• [Records to use]:

━━━━━━━━━━━━━━━━━━━━

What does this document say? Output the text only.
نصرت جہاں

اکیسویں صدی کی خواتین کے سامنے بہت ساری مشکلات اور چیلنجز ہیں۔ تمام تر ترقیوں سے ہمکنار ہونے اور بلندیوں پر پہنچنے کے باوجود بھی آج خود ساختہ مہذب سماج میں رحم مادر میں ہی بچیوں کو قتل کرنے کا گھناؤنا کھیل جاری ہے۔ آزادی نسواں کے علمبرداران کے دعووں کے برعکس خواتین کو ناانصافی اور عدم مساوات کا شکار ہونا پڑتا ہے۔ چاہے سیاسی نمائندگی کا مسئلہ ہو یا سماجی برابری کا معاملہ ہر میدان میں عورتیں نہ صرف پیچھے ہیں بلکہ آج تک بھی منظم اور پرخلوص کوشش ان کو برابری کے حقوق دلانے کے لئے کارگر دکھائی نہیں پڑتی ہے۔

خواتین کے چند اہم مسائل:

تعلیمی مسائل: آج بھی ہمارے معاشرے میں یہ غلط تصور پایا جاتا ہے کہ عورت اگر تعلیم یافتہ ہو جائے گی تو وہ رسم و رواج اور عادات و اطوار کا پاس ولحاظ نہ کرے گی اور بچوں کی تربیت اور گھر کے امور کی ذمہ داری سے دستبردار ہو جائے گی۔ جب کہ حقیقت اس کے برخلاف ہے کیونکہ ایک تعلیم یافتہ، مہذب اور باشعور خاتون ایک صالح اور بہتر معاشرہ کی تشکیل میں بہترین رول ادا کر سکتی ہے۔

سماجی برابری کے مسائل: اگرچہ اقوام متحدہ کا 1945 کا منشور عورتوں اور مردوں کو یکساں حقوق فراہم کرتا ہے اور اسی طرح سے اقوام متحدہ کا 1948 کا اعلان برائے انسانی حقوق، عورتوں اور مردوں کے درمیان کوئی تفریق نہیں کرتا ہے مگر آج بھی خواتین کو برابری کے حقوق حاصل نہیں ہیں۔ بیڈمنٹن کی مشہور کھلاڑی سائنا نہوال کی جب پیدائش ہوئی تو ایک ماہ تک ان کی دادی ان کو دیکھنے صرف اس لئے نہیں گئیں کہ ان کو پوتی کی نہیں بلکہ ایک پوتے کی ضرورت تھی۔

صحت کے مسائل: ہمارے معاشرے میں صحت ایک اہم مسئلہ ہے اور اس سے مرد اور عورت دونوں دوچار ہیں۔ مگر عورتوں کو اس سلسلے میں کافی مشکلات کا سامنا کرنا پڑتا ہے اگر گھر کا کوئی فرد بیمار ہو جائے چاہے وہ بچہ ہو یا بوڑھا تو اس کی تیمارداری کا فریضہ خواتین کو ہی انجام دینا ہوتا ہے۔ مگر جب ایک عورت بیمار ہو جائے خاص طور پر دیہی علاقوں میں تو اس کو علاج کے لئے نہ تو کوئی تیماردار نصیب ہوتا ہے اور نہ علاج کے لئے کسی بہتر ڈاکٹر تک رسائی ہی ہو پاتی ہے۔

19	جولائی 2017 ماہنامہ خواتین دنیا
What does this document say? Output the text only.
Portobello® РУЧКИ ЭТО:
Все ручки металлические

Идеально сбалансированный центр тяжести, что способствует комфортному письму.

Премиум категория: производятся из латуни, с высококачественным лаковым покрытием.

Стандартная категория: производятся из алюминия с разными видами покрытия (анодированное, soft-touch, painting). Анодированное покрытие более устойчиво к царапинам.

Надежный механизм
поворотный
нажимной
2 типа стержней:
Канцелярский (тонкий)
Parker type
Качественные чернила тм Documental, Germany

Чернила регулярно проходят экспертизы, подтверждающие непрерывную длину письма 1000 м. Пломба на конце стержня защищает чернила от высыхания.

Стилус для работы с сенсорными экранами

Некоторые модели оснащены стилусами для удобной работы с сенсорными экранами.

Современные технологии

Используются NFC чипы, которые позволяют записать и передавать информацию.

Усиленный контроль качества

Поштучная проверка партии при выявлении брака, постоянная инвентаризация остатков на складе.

━━━━━━━━━━━━━━━━━━━━

• [Exercise details]: Pull every line containing "чернила" out of the records.

• [Response below]:
Качественные чернила тм Documental, Germany
Чернила регулярно проходят экспертизы, подтверждающие непрерывную длину письма 1000 м. Пломба на конце стержня защищает чернила от высыхания.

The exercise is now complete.